# Start of Exercise inputs

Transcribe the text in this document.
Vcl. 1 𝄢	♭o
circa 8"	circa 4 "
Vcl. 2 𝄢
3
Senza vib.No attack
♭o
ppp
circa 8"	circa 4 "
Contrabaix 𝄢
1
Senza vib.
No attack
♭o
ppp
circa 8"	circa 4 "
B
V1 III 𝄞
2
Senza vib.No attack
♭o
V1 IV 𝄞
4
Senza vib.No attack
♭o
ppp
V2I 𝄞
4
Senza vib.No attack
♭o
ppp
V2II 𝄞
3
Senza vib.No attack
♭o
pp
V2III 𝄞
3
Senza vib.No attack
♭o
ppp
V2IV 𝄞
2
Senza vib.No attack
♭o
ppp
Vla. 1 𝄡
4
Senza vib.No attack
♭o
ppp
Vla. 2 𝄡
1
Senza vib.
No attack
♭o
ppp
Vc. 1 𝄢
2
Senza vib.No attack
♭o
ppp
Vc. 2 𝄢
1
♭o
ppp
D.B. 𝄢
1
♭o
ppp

# End of Exercise inputs

- Aim
Retype every entry above, word for word.

- Output of the exercise
Transcribe the text in this document.
Vcl. 1 𝄢	♭o
circa 8"	circa 4 "
Vcl. 2 𝄢
3
Senza vib.No attack
♭o
ppp
circa 8"	circa 4 "
Contrabaix 𝄢
1
Senza vib.
No attack
♭o
ppp
circa 8"	circa 4 "
B
V1 III 𝄞
2
Senza vib.No attack
♭o
V1 IV 𝄞
4
Senza vib.No attack
♭o
ppp
V2I 𝄞
4
Senza vib.No attack
♭o
ppp
V2II 𝄞
3
Senza vib.No attack
♭o
pp
V2III 𝄞
3
Senza vib.No attack
♭o
ppp
V2IV 𝄞
2
Senza vib.No attack
♭o
ppp
Vla. 1 𝄡
4
Senza vib.No attack
♭o
ppp
Vla. 2 𝄡
1
Senza vib.
No attack
♭o
ppp
Vc. 1 𝄢
2
Senza vib.No attack
♭o
ppp
Vc. 2 𝄢
1
♭o
ppp
D.B. 𝄢
1
♭o
ppp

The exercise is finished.